* _DOCUMENT EXCERPT_:

▼▼▼

Re: [PATCH v4] xfs: Fix agi&agf ABBA deadlock when performing rename with RENAME_WHITEOUT flag

kaixuxia <xiakaixu1987@xxxxxxxxx> · Thu, 22 Aug 2019 13:45:48 +0800



On 2019/8/22 13:01, Dave Chinner wrote:
> On Thu, Aug 22, 2019 at 12:33:23PM +0800, kaixuxia wrote:
>> When performing rename operation with RENAME_WHITEOUT flag, we will
>> hold AGF lock to allocate or free extents in manipulating the dirents
>> firstly, and then doing the xfs_iunlink_remove() call last to hold
>> AGI lock to modify the tmpfile info, so we the lock order AGI->AGF.
>>
>> The big problem here is that we have an ordering constraint on AGF
>> and AGI locking - inode allocation locks the AGI, then can allocate
>> a new extent for new inodes, locking the AGF after the AGI. Hence
>> the ordering that is imposed by other parts of the code is AGI before
>> AGF. So we get the ABBA agi&agf deadlock here.
> 
> 'So we get an ABBA deadlock between the AGI and AGF here."
> 
> Can you also change the subject line to "AGI and AGF" instead of
> "agi&agf" which isn't easily searchable? e.g. "xfs: fix ABBA
> deadlock between AGI and AGF in rename()".

OK , will follow it.
> 
>>  	/*
>> -	 * Set up the target.
>> +	 * Check for expected errors before we dirty the transaction
>> +	 * so we can return an error without a transaction abort.

▲▲▲

* _CHALLENGES_:
1/ From the XFS deadlock patch reply, set down everything from "Re: [PATCH v4]" down to "lock order AGI->AGF.".
2/ In the XFS deadlock patch reply, rewrite the paragraph beginning "The big problem here is that" more briefly, keeping its main facts.

* _RECORD EXCERPTS_:
▼▼▼

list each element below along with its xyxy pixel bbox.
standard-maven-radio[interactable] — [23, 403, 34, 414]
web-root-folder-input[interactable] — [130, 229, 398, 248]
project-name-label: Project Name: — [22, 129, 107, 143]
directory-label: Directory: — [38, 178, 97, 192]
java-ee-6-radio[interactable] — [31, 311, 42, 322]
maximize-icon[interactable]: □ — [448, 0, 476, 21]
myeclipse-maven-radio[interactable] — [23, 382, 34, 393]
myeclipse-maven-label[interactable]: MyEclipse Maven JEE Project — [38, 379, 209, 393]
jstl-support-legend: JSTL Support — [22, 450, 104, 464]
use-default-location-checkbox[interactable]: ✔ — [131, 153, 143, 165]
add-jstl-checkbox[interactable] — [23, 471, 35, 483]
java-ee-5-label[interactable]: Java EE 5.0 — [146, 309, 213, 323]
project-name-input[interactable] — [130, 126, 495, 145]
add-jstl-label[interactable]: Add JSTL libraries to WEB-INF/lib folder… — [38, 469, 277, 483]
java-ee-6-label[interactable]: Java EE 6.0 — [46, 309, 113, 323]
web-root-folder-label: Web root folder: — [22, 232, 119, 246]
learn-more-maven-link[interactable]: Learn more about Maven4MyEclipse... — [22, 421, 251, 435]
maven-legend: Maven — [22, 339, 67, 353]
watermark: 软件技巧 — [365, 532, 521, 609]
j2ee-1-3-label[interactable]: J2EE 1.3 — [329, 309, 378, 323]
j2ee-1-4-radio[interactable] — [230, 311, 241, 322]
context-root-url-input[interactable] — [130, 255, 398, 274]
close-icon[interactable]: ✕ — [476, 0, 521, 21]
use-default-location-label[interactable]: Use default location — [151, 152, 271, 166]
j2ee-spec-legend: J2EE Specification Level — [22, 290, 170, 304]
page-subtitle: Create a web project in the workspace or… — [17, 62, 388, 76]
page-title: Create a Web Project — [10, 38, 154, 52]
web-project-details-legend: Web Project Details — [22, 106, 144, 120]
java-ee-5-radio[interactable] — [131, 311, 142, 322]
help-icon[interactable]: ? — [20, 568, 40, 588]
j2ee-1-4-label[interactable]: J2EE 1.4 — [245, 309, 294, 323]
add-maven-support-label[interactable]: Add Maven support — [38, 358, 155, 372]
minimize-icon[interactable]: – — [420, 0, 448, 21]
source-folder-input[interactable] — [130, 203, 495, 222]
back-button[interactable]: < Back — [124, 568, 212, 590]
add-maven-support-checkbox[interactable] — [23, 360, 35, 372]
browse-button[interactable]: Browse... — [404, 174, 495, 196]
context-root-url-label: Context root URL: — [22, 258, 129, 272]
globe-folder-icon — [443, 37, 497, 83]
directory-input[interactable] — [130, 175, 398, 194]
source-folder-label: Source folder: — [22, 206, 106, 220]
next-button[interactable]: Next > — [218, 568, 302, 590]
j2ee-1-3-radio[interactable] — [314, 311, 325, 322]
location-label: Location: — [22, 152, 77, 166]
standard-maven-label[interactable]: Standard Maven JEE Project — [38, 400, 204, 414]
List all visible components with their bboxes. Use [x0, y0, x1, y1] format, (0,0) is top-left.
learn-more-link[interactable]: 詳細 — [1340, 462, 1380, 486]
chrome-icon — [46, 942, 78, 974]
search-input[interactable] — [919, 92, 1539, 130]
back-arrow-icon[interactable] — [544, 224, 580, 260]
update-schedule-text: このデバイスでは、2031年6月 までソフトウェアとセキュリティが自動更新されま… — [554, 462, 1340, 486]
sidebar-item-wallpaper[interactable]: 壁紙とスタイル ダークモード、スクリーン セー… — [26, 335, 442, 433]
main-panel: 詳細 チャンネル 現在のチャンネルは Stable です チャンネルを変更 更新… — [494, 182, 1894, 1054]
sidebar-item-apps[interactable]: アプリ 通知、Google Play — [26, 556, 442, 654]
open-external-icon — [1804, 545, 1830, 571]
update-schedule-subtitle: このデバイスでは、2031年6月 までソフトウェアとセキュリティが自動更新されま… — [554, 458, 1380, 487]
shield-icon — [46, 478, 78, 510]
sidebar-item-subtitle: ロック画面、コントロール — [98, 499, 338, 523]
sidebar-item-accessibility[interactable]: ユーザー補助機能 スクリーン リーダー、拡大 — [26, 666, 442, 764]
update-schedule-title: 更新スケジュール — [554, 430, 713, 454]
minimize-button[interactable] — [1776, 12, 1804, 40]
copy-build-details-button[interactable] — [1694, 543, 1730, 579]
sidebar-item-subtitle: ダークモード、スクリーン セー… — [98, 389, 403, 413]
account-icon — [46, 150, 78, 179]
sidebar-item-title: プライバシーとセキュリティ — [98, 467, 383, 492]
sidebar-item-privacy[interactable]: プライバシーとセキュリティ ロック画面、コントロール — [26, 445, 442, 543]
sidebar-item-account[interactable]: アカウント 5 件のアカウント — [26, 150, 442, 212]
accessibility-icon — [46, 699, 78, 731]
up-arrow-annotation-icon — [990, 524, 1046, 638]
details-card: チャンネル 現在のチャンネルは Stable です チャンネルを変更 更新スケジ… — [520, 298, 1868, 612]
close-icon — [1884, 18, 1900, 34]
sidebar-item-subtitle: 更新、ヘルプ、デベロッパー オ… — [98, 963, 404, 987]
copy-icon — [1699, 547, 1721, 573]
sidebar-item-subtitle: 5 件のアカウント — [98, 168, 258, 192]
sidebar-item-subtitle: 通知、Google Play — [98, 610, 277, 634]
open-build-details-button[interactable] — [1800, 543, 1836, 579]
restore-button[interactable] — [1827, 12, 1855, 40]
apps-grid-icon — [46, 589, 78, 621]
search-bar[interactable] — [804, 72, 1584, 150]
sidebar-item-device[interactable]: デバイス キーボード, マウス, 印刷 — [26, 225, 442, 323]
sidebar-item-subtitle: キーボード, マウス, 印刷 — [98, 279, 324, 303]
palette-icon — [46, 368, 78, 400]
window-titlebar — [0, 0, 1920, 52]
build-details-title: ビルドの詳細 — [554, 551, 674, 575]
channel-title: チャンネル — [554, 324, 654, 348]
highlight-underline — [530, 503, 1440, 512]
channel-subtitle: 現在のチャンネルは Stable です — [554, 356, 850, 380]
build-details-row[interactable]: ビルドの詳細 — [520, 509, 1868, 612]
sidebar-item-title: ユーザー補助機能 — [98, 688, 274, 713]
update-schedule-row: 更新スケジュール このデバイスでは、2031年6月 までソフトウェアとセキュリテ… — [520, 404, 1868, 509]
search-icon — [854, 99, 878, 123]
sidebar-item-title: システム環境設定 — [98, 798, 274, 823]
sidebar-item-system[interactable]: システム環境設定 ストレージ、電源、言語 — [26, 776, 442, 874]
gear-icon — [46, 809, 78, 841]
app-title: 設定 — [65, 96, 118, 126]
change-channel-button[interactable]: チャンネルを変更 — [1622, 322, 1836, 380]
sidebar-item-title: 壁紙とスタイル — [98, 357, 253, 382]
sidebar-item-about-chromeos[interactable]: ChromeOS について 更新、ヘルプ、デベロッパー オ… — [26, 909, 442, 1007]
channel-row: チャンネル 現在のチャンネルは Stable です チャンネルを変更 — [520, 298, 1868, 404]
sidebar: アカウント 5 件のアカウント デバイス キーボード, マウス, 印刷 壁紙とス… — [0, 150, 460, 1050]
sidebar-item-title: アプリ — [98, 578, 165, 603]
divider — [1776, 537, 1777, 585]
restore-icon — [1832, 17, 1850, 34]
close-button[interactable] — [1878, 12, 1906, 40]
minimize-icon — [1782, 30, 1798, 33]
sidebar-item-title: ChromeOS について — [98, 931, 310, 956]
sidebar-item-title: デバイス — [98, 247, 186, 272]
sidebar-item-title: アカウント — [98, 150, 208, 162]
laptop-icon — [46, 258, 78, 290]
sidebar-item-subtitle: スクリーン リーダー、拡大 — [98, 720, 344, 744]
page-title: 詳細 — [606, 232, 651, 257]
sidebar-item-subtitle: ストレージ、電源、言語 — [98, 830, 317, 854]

▲▲▲

* _PER-TASK OUTPUTS_:
1/
Re: [PATCH v4] xfs: Fix agi&agf ABBA deadlock when performing rename with RENAME_WHITEOUT flag

kaixuxia <xiakaixu1987@xxxxxxxxx> · Thu, 22 Aug 2019 13:45:48 +0800



On 2019/8/22 13:01, Dave Chinner wrote:
> On Thu, Aug 22, 2019 at 12:33:23PM +0800, kaixuxia wrote:
>> When performing rename operation with RENAME_WHITEOUT flag, we will
>> hold AGF lock to allocate or free extents in manipulating the dirents
>> firstly, and then doing the xfs_iunlink_remove() call last to hold
>> AGI lock to modify the tmpfile info, so we the lock order AGI->AGF.

2/ AGF and AGI locking has an ordering constraint. Inode allocation locks the AGI and may then allocate a new extent for new inodes, which locks the AGF. Other parts of the code therefore lock the AGI before the AGF, and that produces the ABBA deadlock between the AGI and AGF here.